**PROBLEM TO SOLVE**
Update the items below by replacing every "x-tick-label" with "x-axis-tick" and keeping all other text identical. Omit the pictures from your output.

— Start of PROVIDED ENTRIES —

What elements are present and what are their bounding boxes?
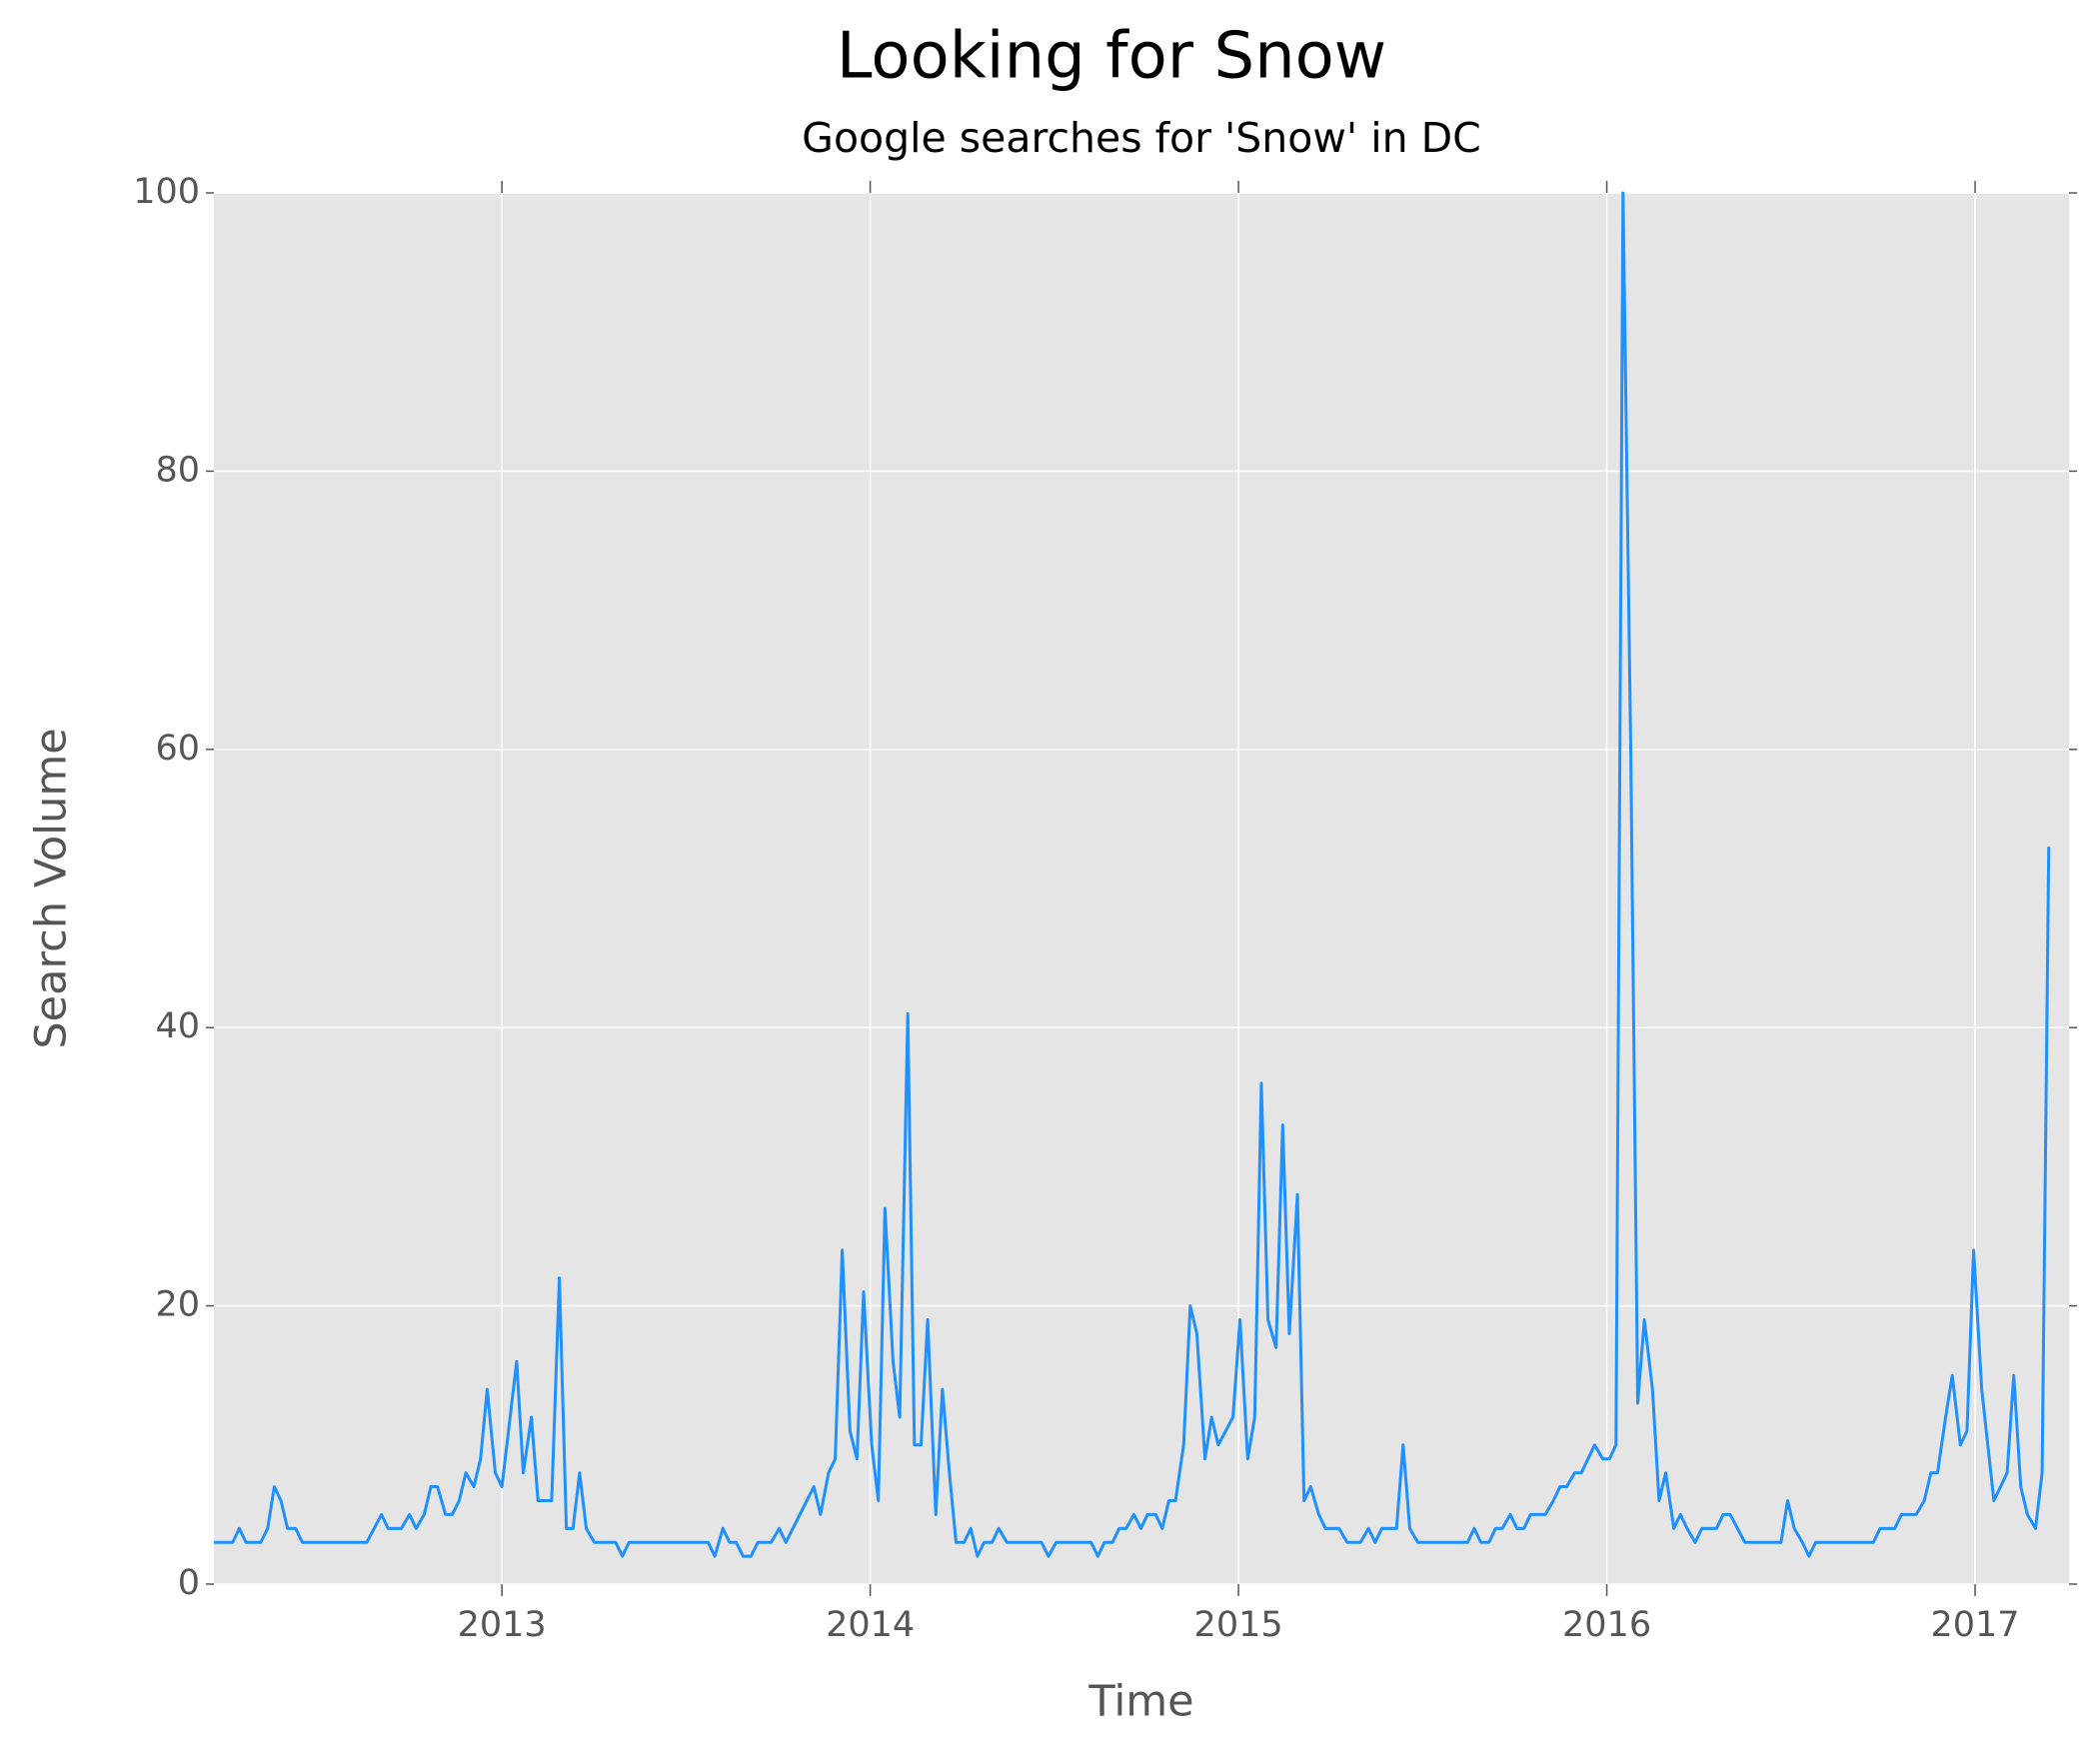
x-tick-label: 2015 bbox=[1194, 1605, 1283, 1645]
y-tick-label: 60 bbox=[155, 729, 200, 769]
y-tick-label: 20 bbox=[155, 1285, 200, 1325]
x-tick-label: 2014 bbox=[826, 1605, 915, 1645]
chart-subtitle: Google searches for 'Snow' in DC bbox=[802, 114, 1481, 162]
x-axis-label: Time bbox=[1087, 1677, 1193, 1727]
line bbox=[214, 191, 2051, 1558]
y-tick-label: 40 bbox=[155, 1006, 200, 1046]
x-tick-label: 2017 bbox=[1931, 1605, 2020, 1645]
plot-area bbox=[214, 193, 2069, 1584]
y-tick-label: 0 bbox=[178, 1563, 200, 1603]
x-tick-label: 2013 bbox=[458, 1605, 547, 1645]
x-tick-label: 2016 bbox=[1562, 1605, 1651, 1645]
y-tick-label: 100 bbox=[133, 172, 200, 212]
y-tick-label: 80 bbox=[155, 450, 200, 490]
chart-title: Looking for Snow bbox=[837, 20, 1386, 94]
y-axis-label: Search Volume bbox=[27, 728, 77, 1048]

— End of PROVIDED ENTRIES —

**TASK ANSWER**
What elements are present and what are their bounding boxes?
x-axis-tick: 2015 bbox=[1194, 1605, 1283, 1645]
y-tick-label: 60 bbox=[155, 729, 200, 769]
y-tick-label: 20 bbox=[155, 1285, 200, 1325]
x-axis-tick: 2014 bbox=[826, 1605, 915, 1645]
chart-subtitle: Google searches for 'Snow' in DC bbox=[802, 114, 1481, 162]
x-axis-label: Time bbox=[1087, 1677, 1193, 1727]
line bbox=[214, 191, 2051, 1558]
y-tick-label: 40 bbox=[155, 1006, 200, 1046]
x-axis-tick: 2017 bbox=[1931, 1605, 2020, 1645]
plot-area bbox=[214, 193, 2069, 1584]
y-tick-label: 0 bbox=[178, 1563, 200, 1603]
x-axis-tick: 2013 bbox=[458, 1605, 547, 1645]
x-axis-tick: 2016 bbox=[1562, 1605, 1651, 1645]
y-tick-label: 100 bbox=[133, 172, 200, 212]
y-tick-label: 80 bbox=[155, 450, 200, 490]
chart-title: Looking for Snow bbox=[837, 20, 1386, 94]
y-axis-label: Search Volume bbox=[27, 728, 77, 1048]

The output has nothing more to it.